- Required task -
Would you restate all the data that follows, word for word?

----

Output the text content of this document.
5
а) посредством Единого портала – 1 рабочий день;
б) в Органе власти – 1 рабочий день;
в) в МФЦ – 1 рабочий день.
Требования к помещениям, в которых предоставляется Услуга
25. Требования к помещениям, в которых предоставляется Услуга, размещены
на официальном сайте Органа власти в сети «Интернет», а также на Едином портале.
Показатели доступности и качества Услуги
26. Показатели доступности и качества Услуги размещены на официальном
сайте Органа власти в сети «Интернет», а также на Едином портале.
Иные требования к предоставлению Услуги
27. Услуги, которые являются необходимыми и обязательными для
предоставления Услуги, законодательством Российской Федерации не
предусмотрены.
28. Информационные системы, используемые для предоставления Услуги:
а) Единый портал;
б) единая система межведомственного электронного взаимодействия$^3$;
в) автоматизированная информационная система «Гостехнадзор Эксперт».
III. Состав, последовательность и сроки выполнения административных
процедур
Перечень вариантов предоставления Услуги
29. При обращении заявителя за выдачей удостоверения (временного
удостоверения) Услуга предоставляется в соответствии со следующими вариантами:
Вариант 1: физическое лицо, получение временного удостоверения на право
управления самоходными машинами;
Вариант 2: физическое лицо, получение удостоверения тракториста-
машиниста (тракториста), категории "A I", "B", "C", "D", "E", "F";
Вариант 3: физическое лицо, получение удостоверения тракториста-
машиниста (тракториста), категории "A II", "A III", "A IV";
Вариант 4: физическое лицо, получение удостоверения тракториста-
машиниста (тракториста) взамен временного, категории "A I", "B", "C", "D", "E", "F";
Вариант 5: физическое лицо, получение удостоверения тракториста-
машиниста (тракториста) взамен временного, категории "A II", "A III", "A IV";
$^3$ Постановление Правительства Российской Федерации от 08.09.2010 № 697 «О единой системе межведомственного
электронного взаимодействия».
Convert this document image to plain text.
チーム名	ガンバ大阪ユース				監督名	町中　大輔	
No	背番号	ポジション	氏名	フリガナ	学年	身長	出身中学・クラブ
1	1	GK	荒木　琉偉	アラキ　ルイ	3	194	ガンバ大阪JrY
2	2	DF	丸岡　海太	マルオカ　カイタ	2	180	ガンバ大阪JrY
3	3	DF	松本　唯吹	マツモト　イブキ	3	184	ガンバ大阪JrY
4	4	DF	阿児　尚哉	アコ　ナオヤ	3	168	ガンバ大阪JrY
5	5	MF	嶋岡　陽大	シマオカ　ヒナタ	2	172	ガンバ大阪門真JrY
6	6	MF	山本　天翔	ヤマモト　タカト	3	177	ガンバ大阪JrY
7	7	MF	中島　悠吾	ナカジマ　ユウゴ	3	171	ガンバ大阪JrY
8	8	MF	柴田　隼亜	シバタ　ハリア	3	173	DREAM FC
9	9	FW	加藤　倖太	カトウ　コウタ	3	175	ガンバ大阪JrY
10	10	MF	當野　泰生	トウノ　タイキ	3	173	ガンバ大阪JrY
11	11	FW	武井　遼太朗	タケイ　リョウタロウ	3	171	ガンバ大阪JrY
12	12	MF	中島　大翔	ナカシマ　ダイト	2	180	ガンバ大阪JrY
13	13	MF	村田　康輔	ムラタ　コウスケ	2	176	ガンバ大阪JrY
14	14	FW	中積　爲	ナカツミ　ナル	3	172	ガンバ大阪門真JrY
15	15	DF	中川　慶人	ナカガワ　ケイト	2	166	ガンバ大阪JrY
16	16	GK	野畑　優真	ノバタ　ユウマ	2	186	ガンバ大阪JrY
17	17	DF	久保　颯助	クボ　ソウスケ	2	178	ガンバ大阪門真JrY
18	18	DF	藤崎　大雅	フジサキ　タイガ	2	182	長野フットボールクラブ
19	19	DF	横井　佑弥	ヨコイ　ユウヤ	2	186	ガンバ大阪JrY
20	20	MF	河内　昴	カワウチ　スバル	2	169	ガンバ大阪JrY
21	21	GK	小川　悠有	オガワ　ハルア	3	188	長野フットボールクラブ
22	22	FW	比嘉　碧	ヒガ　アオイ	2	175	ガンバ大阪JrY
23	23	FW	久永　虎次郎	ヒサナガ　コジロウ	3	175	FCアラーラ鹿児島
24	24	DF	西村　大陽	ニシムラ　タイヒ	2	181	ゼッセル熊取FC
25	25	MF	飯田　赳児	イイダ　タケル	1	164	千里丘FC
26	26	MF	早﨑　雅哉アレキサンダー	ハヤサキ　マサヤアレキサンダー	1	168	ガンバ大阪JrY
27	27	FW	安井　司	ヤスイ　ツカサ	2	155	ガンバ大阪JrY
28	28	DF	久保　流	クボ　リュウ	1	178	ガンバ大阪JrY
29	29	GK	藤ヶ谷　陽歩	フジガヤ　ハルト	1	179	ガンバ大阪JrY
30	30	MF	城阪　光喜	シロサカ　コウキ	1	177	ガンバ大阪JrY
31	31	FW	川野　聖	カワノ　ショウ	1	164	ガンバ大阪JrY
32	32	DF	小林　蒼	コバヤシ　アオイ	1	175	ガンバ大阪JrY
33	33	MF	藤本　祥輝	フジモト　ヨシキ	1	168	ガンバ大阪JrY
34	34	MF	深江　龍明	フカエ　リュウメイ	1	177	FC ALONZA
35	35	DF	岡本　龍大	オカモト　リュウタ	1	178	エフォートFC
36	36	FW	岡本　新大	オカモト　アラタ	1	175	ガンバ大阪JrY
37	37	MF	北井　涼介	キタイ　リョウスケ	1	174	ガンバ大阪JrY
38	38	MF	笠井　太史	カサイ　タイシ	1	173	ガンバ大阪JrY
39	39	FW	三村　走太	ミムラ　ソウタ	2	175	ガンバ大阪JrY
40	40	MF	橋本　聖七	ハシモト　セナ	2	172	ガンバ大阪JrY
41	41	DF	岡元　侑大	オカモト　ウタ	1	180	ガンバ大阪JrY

----

- Finished task -
Output the text content of this document.
5
а) посредством Единого портала – 1 рабочий день;
б) в Органе власти – 1 рабочий день;
в) в МФЦ – 1 рабочий день.
Требования к помещениям, в которых предоставляется Услуга
25. Требования к помещениям, в которых предоставляется Услуга, размещены
на официальном сайте Органа власти в сети «Интернет», а также на Едином портале.
Показатели доступности и качества Услуги
26. Показатели доступности и качества Услуги размещены на официальном
сайте Органа власти в сети «Интернет», а также на Едином портале.
Иные требования к предоставлению Услуги
27. Услуги, которые являются необходимыми и обязательными для
предоставления Услуги, законодательством Российской Федерации не
предусмотрены.
28. Информационные системы, используемые для предоставления Услуги:
а) Единый портал;
б) единая система межведомственного электронного взаимодействия$^3$;
в) автоматизированная информационная система «Гостехнадзор Эксперт».
III. Состав, последовательность и сроки выполнения административных
процедур
Перечень вариантов предоставления Услуги
29. При обращении заявителя за выдачей удостоверения (временного
удостоверения) Услуга предоставляется в соответствии со следующими вариантами:
Вариант 1: физическое лицо, получение временного удостоверения на право
управления самоходными машинами;
Вариант 2: физическое лицо, получение удостоверения тракториста-
машиниста (тракториста), категории "A I", "B", "C", "D", "E", "F";
Вариант 3: физическое лицо, получение удостоверения тракториста-
машиниста (тракториста), категории "A II", "A III", "A IV";
Вариант 4: физическое лицо, получение удостоверения тракториста-
машиниста (тракториста) взамен временного, категории "A I", "B", "C", "D", "E", "F";
Вариант 5: физическое лицо, получение удостоверения тракториста-
машиниста (тракториста) взамен временного, категории "A II", "A III", "A IV";
$^3$ Постановление Правительства Российской Федерации от 08.09.2010 № 697 «О единой системе межведомственного
электронного взаимодействия».
Convert this document image to plain text.
チーム名	ガンバ大阪ユース				監督名	町中　大輔	
No	背番号	ポジション	氏名	フリガナ	学年	身長	出身中学・クラブ
1	1	GK	荒木　琉偉	アラキ　ルイ	3	194	ガンバ大阪JrY
2	2	DF	丸岡　海太	マルオカ　カイタ	2	180	ガンバ大阪JrY
3	3	DF	松本　唯吹	マツモト　イブキ	3	184	ガンバ大阪JrY
4	4	DF	阿児　尚哉	アコ　ナオヤ	3	168	ガンバ大阪JrY
5	5	MF	嶋岡　陽大	シマオカ　ヒナタ	2	172	ガンバ大阪門真JrY
6	6	MF	山本　天翔	ヤマモト　タカト	3	177	ガンバ大阪JrY
7	7	MF	中島　悠吾	ナカジマ　ユウゴ	3	171	ガンバ大阪JrY
8	8	MF	柴田　隼亜	シバタ　ハリア	3	173	DREAM FC
9	9	FW	加藤　倖太	カトウ　コウタ	3	175	ガンバ大阪JrY
10	10	MF	當野　泰生	トウノ　タイキ	3	173	ガンバ大阪JrY
11	11	FW	武井　遼太朗	タケイ　リョウタロウ	3	171	ガンバ大阪JrY
12	12	MF	中島　大翔	ナカシマ　ダイト	2	180	ガンバ大阪JrY
13	13	MF	村田　康輔	ムラタ　コウスケ	2	176	ガンバ大阪JrY
14	14	FW	中積　爲	ナカツミ　ナル	3	172	ガンバ大阪門真JrY
15	15	DF	中川　慶人	ナカガワ　ケイト	2	166	ガンバ大阪JrY
16	16	GK	野畑　優真	ノバタ　ユウマ	2	186	ガンバ大阪JrY
17	17	DF	久保　颯助	クボ　ソウスケ	2	178	ガンバ大阪門真JrY
18	18	DF	藤崎　大雅	フジサキ　タイガ	2	182	長野フットボールクラブ
19	19	DF	横井　佑弥	ヨコイ　ユウヤ	2	186	ガンバ大阪JrY
20	20	MF	河内　昴	カワウチ　スバル	2	169	ガンバ大阪JrY
21	21	GK	小川　悠有	オガワ　ハルア	3	188	長野フットボールクラブ
22	22	FW	比嘉　碧	ヒガ　アオイ	2	175	ガンバ大阪JrY
23	23	FW	久永　虎次郎	ヒサナガ　コジロウ	3	175	FCアラーラ鹿児島
24	24	DF	西村　大陽	ニシムラ　タイヒ	2	181	ゼッセル熊取FC
25	25	MF	飯田　赳児	イイダ　タケル	1	164	千里丘FC
26	26	MF	早﨑　雅哉アレキサンダー	ハヤサキ　マサヤアレキサンダー	1	168	ガンバ大阪JrY
27	27	FW	安井　司	ヤスイ　ツカサ	2	155	ガンバ大阪JrY
28	28	DF	久保　流	クボ　リュウ	1	178	ガンバ大阪JrY
29	29	GK	藤ヶ谷　陽歩	フジガヤ　ハルト	1	179	ガンバ大阪JrY
30	30	MF	城阪　光喜	シロサカ　コウキ	1	177	ガンバ大阪JrY
31	31	FW	川野　聖	カワノ　ショウ	1	164	ガンバ大阪JrY
32	32	DF	小林　蒼	コバヤシ　アオイ	1	175	ガンバ大阪JrY
33	33	MF	藤本　祥輝	フジモト　ヨシキ	1	168	ガンバ大阪JrY
34	34	MF	深江　龍明	フカエ　リュウメイ	1	177	FC ALONZA
35	35	DF	岡本　龍大	オカモト　リュウタ	1	178	エフォートFC
36	36	FW	岡本　新大	オカモト　アラタ	1	175	ガンバ大阪JrY
37	37	MF	北井　涼介	キタイ　リョウスケ	1	174	ガンバ大阪JrY
38	38	MF	笠井　太史	カサイ　タイシ	1	173	ガンバ大阪JrY
39	39	FW	三村　走太	ミムラ　ソウタ	2	175	ガンバ大阪JrY
40	40	MF	橋本　聖七	ハシモト　セナ	2	172	ガンバ大阪JrY
41	41	DF	岡元　侑大	オカモト　ウタ	1	180	ガンバ大阪JrY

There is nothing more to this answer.